[What you have to do]:
Below is a listing; reproduce each line of it exactly.
Begin Source records
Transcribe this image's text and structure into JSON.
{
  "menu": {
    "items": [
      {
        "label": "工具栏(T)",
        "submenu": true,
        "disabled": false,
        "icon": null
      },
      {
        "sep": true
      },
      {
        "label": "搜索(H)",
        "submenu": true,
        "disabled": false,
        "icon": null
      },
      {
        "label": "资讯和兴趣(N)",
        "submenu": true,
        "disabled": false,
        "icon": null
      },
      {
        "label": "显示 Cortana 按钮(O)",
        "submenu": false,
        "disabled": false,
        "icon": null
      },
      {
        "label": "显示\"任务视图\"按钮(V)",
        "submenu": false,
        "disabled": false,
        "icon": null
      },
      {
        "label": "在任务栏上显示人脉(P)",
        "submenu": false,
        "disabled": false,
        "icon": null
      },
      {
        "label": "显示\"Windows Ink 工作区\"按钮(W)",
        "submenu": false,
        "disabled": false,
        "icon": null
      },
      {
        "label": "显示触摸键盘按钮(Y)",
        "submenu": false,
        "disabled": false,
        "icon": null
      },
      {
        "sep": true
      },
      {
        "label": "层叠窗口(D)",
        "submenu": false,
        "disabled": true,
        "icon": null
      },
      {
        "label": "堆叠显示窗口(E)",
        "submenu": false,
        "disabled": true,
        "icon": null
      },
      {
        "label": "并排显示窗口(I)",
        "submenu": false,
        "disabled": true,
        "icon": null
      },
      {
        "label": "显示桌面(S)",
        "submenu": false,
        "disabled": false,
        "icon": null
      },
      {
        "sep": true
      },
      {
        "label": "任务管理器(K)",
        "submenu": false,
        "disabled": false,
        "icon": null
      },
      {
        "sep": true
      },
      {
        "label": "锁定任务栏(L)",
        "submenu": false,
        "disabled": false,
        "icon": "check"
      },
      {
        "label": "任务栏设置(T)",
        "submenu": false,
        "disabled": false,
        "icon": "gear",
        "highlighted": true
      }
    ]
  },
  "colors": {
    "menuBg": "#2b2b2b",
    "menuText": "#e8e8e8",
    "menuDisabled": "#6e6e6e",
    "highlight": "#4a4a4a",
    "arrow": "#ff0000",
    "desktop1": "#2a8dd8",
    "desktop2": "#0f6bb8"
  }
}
End Source records
[Result for this task]:
Transcribe this image's text and structure into JSON.
{
  "menu": {
    "items": [
      {
        "label": "工具栏(T)",
        "submenu": true,
        "disabled": false,
        "icon": null
      },
      {
        "sep": true
      },
      {
        "label": "搜索(H)",
        "submenu": true,
        "disabled": false,
        "icon": null
      },
      {
        "label": "资讯和兴趣(N)",
        "submenu": true,
        "disabled": false,
        "icon": null
      },
      {
        "label": "显示 Cortana 按钮(O)",
        "submenu": false,
        "disabled": false,
        "icon": null
      },
      {
        "label": "显示\"任务视图\"按钮(V)",
        "submenu": false,
        "disabled": false,
        "icon": null
      },
      {
        "label": "在任务栏上显示人脉(P)",
        "submenu": false,
        "disabled": false,
        "icon": null
      },
      {
        "label": "显示\"Windows Ink 工作区\"按钮(W)",
        "submenu": false,
        "disabled": false,
        "icon": null
      },
      {
        "label": "显示触摸键盘按钮(Y)",
        "submenu": false,
        "disabled": false,
        "icon": null
      },
      {
        "sep": true
      },
      {
        "label": "层叠窗口(D)",
        "submenu": false,
        "disabled": true,
        "icon": null
      },
      {
        "label": "堆叠显示窗口(E)",
        "submenu": false,
        "disabled": true,
        "icon": null
      },
      {
        "label": "并排显示窗口(I)",
        "submenu": false,
        "disabled": true,
        "icon": null
      },
      {
        "label": "显示桌面(S)",
        "submenu": false,
        "disabled": false,
        "icon": null
      },
      {
        "sep": true
      },
      {
        "label": "任务管理器(K)",
        "submenu": false,
        "disabled": false,
        "icon": null
      },
      {
        "sep": true
      },
      {
        "label": "锁定任务栏(L)",
        "submenu": false,
        "disabled": false,
        "icon": "check"
      },
      {
        "label": "任务栏设置(T)",
        "submenu": false,
        "disabled": false,
        "icon": "gear",
        "highlighted": true
      }
    ]
  },
  "colors": {
    "menuBg": "#2b2b2b",
    "menuText": "#e8e8e8",
    "menuDisabled": "#6e6e6e",
    "highlight": "#4a4a4a",
    "arrow": "#ff0000",
    "desktop1": "#2a8dd8",
    "desktop2": "#0f6bb8"
  }
}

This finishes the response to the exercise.